JOB:
Leaving out the pictures, please retype each record exactly.

DATA TO PROCESS:
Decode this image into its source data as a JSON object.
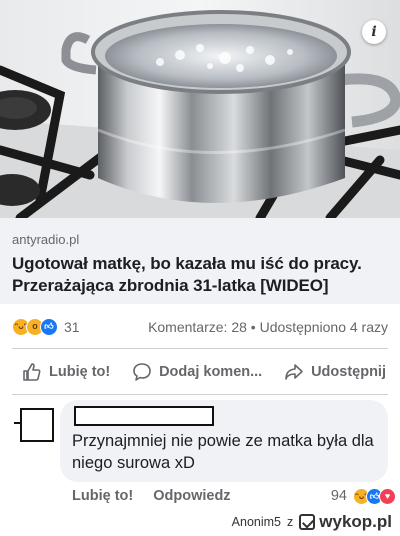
{
  "link": {
    "domain": "antyradio.pl",
    "title": "Ugotował matkę, bo kazała mu iść do pracy. Przerażająca zbrodnia 31-latka [WIDEO]",
    "info_icon": "info-icon",
    "image": "pot-of-boiling-water-on-gas-stove"
  },
  "stats": {
    "reactions": [
      "haha",
      "wow",
      "like"
    ],
    "reaction_count": "31",
    "comments_shares": "Komentarze: 28 • Udostępniono 4 razy"
  },
  "actions": {
    "like": "Lubię to!",
    "comment": "Dodaj komen...",
    "share": "Udostępnij"
  },
  "comment": {
    "text": "Przynajmniej nie powie ze matka była dla niego surowa xD",
    "like": "Lubię to!",
    "reply": "Odpowiedz",
    "reaction_count": "94",
    "reactions": [
      "haha",
      "like",
      "love"
    ]
  },
  "watermark": {
    "user": "Anonim5",
    "z": "z",
    "site": "wykop.pl"
  },
  "colors": {
    "like_blue": "#1877f2",
    "haha_yellow": "#f7b125",
    "love_red": "#f33e58",
    "secondary_text": "#65676b"
  }
}
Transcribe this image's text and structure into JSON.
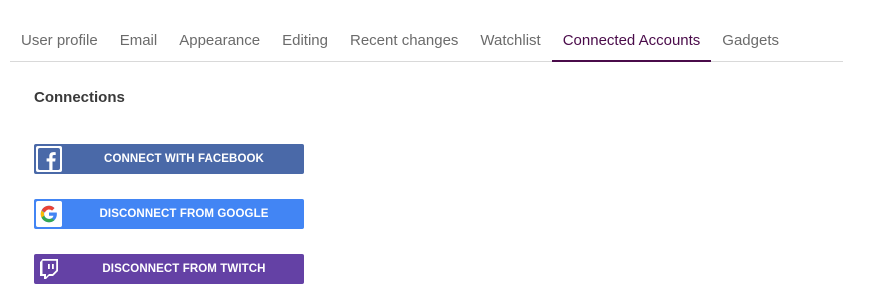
{
  "tabs": [
    {
      "label": "User profile",
      "active": false
    },
    {
      "label": "Email",
      "active": false
    },
    {
      "label": "Appearance",
      "active": false
    },
    {
      "label": "Editing",
      "active": false
    },
    {
      "label": "Recent changes",
      "active": false
    },
    {
      "label": "Watchlist",
      "active": false
    },
    {
      "label": "Connected Accounts",
      "active": true
    },
    {
      "label": "Gadgets",
      "active": false
    }
  ],
  "connections": {
    "heading": "Connections",
    "buttons": [
      {
        "label": "CONNECT WITH FACEBOOK",
        "icon": "facebook-icon",
        "color": "#4a69a8"
      },
      {
        "label": "DISCONNECT FROM GOOGLE",
        "icon": "google-icon",
        "color": "#4285f4"
      },
      {
        "label": "DISCONNECT FROM TWITCH",
        "icon": "twitch-icon",
        "color": "#6441a5"
      }
    ]
  },
  "colors": {
    "active_tab": "#4a0b4a",
    "tab_text": "#6b6b6b"
  }
}
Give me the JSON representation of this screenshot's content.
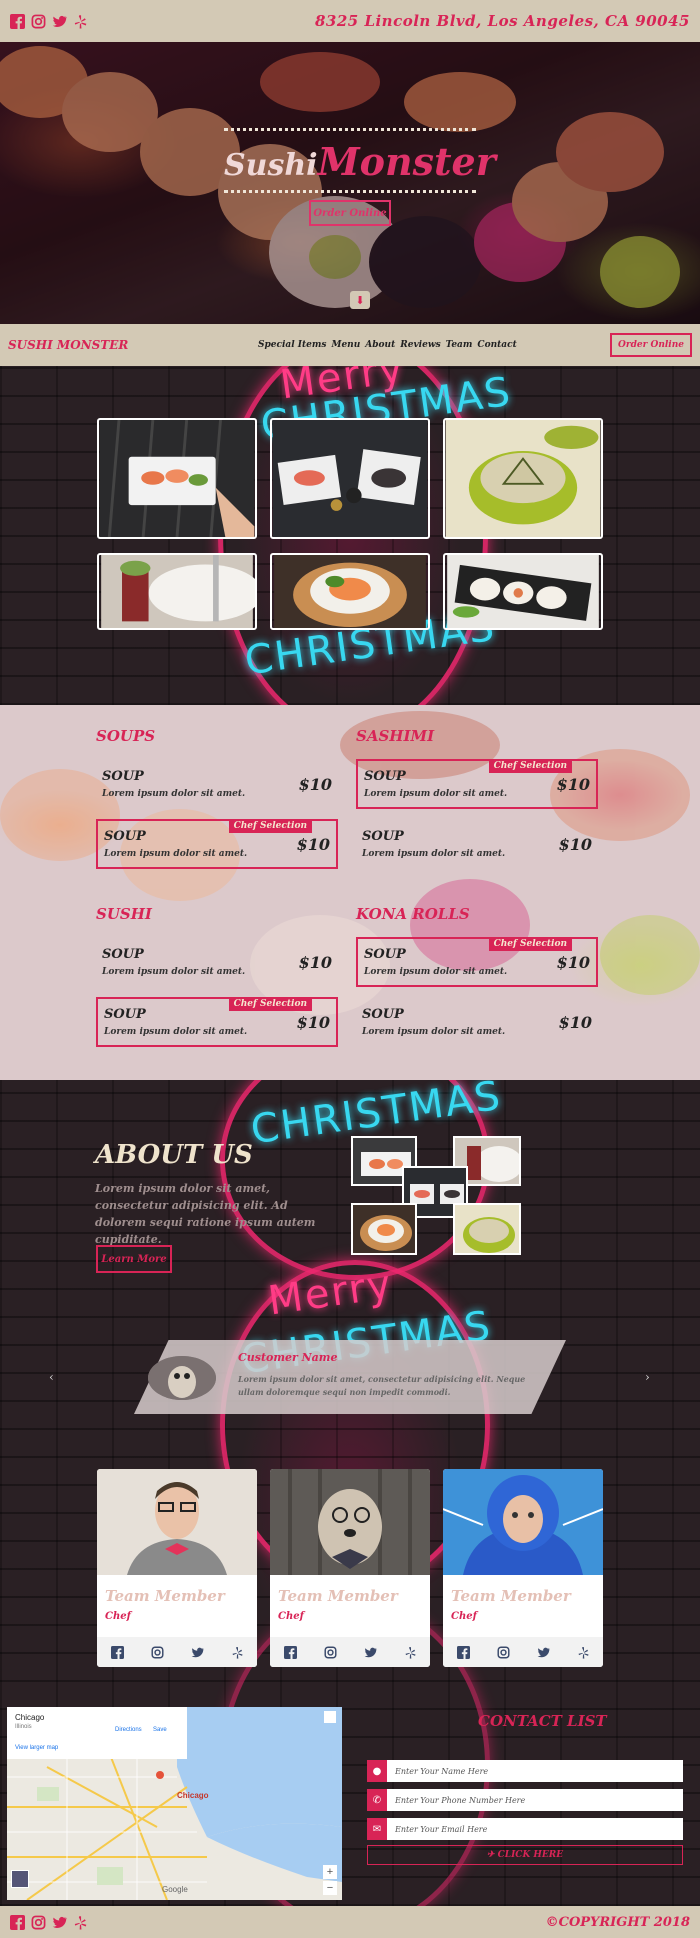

TASK RESPONSE:
Decode this image into its source data as a JSON object.
{
  "link": {
    "domain": "antyradio.pl",
    "title": "Ugotował matkę, bo kazała mu iść do pracy. Przerażająca zbrodnia 31-latka [WIDEO]",
    "info_icon": "info-icon",
    "image": "pot-of-boiling-water-on-gas-stove"
  },
  "stats": {
    "reactions": [
      "haha",
      "wow",
      "like"
    ],
    "reaction_count": "31",
    "comments_shares": "Komentarze: 28 • Udostępniono 4 razy"
  },
  "actions": {
    "like": "Lubię to!",
    "comment": "Dodaj komen...",
    "share": "Udostępnij"
  },
  "comment": {
    "text": "Przynajmniej nie powie ze matka była dla niego surowa xD",
    "like": "Lubię to!",
    "reply": "Odpowiedz",
    "reaction_count": "94",
    "reactions": [
      "haha",
      "like",
      "love"
    ]
  },
  "watermark": {
    "user": "Anonim5",
    "z": "z",
    "site": "wykop.pl"
  },
  "colors": {
    "like_blue": "#1877f2",
    "haha_yellow": "#f7b125",
    "love_red": "#f33e58",
    "secondary_text": "#65676b"
  }
}
Transcribe this image's text and structure into JSON.
{
  "tabs": [
    {
      "label": "User profile",
      "active": false
    },
    {
      "label": "Email",
      "active": false
    },
    {
      "label": "Appearance",
      "active": false
    },
    {
      "label": "Editing",
      "active": false
    },
    {
      "label": "Recent changes",
      "active": false
    },
    {
      "label": "Watchlist",
      "active": false
    },
    {
      "label": "Connected Accounts",
      "active": true
    },
    {
      "label": "Gadgets",
      "active": false
    }
  ],
  "connections": {
    "heading": "Connections",
    "buttons": [
      {
        "label": "CONNECT WITH FACEBOOK",
        "icon": "facebook-icon",
        "color": "#4a69a8"
      },
      {
        "label": "DISCONNECT FROM GOOGLE",
        "icon": "google-icon",
        "color": "#4285f4"
      },
      {
        "label": "DISCONNECT FROM TWITCH",
        "icon": "twitch-icon",
        "color": "#6441a5"
      }
    ]
  },
  "colors": {
    "active_tab": "#4a0b4a",
    "tab_text": "#6b6b6b"
  }
}
Give me the JSON representation of this screenshot's content.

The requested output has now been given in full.